▶ _What is asked_
For the entries that follow, tally the lines holding the string "قاسم". Give the total and nothing else.

▶ _Material shown_
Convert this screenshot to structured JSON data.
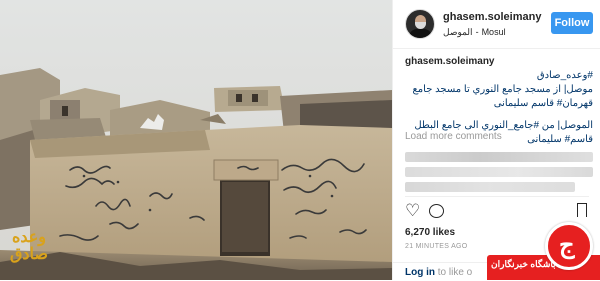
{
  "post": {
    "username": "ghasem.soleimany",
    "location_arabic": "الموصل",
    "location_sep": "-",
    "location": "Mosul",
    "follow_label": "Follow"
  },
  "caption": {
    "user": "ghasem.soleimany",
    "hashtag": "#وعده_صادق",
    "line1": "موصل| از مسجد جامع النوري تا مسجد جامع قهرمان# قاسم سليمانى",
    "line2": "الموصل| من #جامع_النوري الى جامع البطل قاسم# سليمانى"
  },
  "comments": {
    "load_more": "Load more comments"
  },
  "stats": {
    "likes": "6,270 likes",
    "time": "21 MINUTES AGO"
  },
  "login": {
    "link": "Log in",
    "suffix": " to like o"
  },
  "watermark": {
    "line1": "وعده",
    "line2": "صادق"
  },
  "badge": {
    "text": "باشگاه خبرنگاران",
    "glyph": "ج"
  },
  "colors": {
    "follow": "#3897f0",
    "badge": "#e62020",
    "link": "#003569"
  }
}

---

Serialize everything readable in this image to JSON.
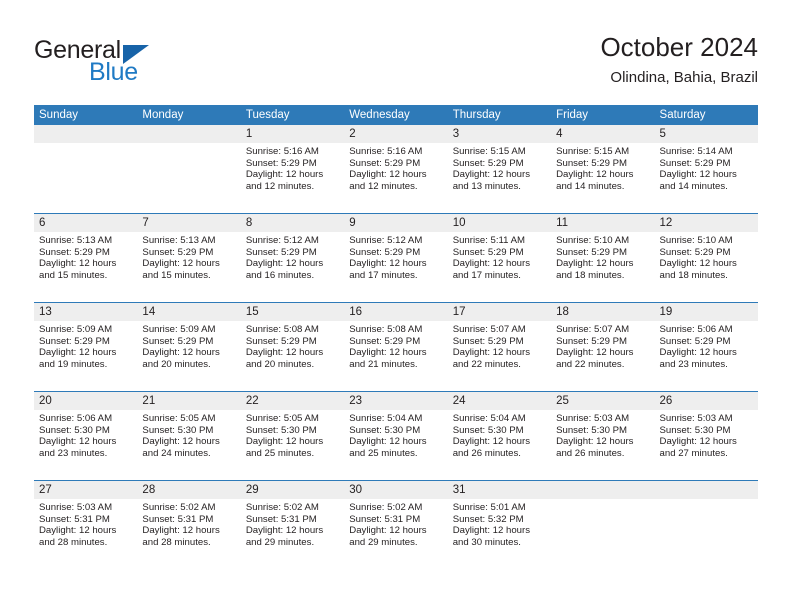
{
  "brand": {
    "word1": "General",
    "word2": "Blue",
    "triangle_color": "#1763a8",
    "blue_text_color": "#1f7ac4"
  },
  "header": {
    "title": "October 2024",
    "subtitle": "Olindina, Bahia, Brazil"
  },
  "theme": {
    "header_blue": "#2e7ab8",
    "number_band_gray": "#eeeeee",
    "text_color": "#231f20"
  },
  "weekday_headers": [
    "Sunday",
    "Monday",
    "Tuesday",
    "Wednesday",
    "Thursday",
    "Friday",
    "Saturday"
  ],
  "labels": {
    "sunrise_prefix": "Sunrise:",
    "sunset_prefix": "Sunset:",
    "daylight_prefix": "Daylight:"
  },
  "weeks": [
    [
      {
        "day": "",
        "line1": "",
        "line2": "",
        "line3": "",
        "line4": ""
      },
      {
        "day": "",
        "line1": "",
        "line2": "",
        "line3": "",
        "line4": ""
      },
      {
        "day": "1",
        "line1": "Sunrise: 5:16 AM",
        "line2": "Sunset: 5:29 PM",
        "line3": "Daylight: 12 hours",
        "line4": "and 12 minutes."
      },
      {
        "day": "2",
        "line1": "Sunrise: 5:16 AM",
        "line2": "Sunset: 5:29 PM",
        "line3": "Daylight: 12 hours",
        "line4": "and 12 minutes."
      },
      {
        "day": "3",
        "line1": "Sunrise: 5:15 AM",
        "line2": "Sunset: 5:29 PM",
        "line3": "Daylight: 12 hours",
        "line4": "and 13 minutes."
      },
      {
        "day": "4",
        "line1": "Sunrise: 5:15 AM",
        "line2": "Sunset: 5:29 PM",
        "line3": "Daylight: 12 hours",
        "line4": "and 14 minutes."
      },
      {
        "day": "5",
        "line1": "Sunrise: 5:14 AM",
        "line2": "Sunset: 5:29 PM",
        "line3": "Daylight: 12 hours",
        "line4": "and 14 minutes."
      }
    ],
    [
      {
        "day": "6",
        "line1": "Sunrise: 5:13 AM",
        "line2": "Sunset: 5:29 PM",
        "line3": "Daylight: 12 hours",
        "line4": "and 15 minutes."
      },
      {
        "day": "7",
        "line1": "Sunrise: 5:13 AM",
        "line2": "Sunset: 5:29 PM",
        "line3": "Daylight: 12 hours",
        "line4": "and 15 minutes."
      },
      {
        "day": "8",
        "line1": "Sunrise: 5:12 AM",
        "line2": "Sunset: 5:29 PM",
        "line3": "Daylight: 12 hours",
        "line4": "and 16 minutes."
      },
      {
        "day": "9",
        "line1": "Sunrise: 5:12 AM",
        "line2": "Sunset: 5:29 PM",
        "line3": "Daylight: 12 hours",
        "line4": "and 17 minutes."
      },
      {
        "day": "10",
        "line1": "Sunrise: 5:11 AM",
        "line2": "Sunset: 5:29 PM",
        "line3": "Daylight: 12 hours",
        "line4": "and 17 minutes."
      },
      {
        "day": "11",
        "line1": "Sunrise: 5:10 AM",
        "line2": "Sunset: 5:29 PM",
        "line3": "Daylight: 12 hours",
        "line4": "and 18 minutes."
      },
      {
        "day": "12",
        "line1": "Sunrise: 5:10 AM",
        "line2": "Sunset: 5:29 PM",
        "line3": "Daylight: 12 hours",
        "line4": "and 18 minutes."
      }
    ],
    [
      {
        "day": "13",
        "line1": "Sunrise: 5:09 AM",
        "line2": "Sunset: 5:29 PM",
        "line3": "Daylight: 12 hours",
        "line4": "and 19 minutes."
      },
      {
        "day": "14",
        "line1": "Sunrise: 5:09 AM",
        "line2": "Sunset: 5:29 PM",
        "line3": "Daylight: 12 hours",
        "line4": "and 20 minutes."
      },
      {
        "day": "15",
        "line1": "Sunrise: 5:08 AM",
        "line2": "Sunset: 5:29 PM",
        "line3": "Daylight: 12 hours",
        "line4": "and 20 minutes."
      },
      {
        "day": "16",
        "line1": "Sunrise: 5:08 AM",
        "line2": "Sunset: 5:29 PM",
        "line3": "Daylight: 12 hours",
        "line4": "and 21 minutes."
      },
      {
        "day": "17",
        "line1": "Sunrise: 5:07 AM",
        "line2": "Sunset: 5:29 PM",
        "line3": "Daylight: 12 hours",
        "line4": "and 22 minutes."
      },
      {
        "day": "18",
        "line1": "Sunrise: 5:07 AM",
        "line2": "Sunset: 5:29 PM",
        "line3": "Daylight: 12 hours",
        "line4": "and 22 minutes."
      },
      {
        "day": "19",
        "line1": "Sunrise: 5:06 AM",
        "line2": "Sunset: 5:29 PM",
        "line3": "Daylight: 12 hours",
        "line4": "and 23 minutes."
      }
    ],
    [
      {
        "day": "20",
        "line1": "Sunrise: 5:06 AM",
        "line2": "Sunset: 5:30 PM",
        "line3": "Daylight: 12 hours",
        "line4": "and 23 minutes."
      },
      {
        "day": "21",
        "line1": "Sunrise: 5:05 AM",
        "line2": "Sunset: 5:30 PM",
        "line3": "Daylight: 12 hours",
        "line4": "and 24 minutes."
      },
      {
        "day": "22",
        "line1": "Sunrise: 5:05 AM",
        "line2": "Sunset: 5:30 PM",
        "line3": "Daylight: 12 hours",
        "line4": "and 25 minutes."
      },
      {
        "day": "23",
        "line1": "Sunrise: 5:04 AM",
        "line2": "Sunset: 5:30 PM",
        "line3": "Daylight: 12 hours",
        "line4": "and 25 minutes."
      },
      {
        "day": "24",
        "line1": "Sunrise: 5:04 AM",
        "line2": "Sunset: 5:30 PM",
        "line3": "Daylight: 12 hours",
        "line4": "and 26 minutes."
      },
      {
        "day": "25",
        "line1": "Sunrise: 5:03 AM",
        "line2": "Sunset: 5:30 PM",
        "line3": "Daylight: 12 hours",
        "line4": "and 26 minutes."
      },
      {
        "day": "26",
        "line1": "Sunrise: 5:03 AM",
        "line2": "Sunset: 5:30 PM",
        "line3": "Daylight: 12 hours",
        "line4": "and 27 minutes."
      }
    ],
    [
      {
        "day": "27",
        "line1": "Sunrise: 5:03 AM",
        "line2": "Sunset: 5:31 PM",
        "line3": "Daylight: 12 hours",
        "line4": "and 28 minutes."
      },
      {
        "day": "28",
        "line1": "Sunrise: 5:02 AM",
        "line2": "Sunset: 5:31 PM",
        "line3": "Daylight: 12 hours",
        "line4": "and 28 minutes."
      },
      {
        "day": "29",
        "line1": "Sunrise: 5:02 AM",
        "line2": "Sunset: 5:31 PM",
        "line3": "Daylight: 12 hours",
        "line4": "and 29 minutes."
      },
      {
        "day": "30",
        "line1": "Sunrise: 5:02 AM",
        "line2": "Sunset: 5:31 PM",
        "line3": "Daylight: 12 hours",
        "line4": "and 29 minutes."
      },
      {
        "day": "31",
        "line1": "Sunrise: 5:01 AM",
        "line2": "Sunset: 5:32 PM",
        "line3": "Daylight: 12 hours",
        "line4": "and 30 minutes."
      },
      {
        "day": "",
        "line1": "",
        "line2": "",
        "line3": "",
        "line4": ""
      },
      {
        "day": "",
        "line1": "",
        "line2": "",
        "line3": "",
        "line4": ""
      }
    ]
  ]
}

...

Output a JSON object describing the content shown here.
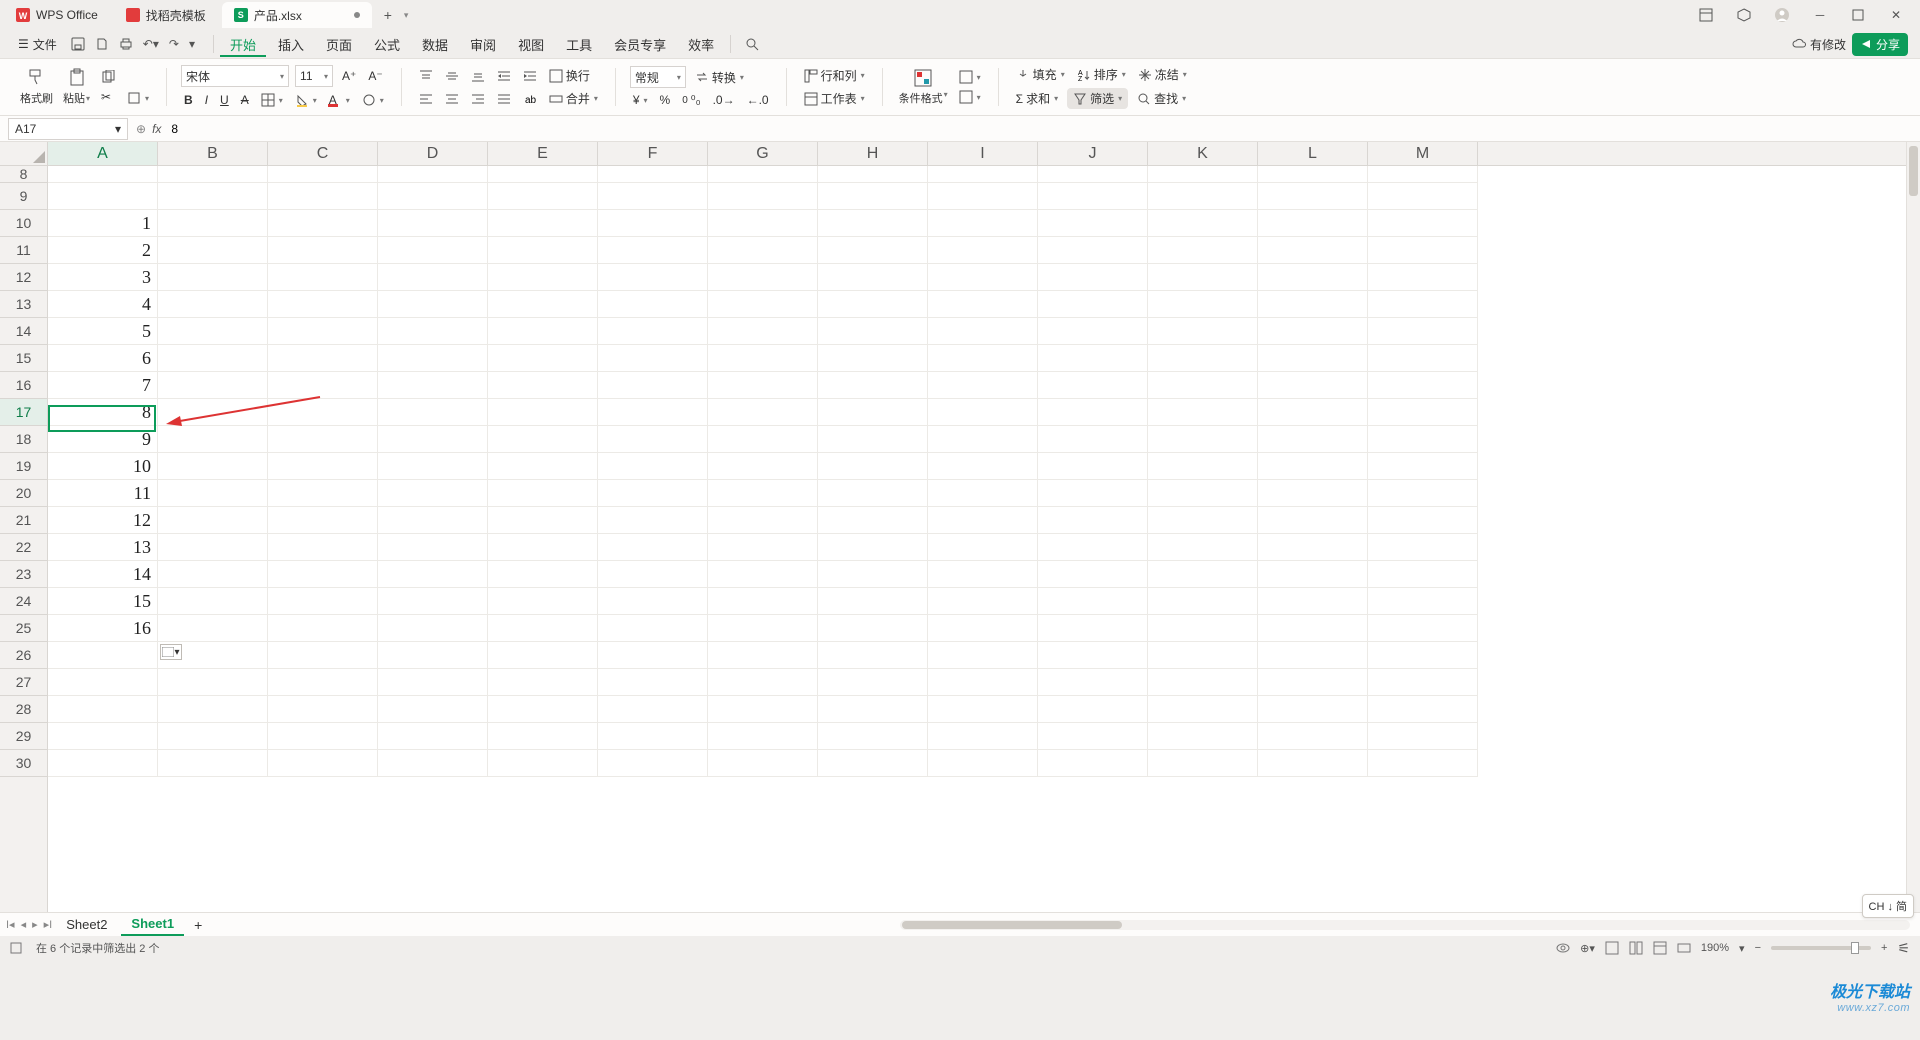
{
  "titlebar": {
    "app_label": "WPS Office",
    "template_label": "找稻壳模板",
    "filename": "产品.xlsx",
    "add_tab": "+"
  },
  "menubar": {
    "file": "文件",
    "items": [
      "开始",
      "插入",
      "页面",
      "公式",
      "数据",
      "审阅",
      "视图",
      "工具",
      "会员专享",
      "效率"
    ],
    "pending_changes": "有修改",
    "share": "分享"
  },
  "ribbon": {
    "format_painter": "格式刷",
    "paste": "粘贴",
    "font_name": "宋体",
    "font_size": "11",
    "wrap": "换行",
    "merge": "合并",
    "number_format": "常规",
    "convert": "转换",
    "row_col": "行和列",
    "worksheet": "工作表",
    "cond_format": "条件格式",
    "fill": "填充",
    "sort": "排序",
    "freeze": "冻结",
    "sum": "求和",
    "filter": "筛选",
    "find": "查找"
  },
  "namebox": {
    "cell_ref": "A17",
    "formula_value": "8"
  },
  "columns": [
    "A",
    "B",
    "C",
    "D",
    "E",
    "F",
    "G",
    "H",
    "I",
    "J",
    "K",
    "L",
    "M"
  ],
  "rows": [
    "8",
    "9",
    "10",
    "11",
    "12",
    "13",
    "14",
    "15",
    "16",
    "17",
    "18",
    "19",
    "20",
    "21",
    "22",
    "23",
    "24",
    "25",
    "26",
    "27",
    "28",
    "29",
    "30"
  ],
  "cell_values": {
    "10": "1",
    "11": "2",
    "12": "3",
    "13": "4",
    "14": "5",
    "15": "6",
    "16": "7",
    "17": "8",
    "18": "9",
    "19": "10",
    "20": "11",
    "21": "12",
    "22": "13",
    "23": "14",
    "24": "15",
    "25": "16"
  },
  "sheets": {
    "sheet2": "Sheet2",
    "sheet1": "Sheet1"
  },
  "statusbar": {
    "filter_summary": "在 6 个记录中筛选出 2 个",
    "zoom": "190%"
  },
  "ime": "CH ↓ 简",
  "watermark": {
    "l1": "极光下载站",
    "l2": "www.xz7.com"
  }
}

▶ _Task answer_
2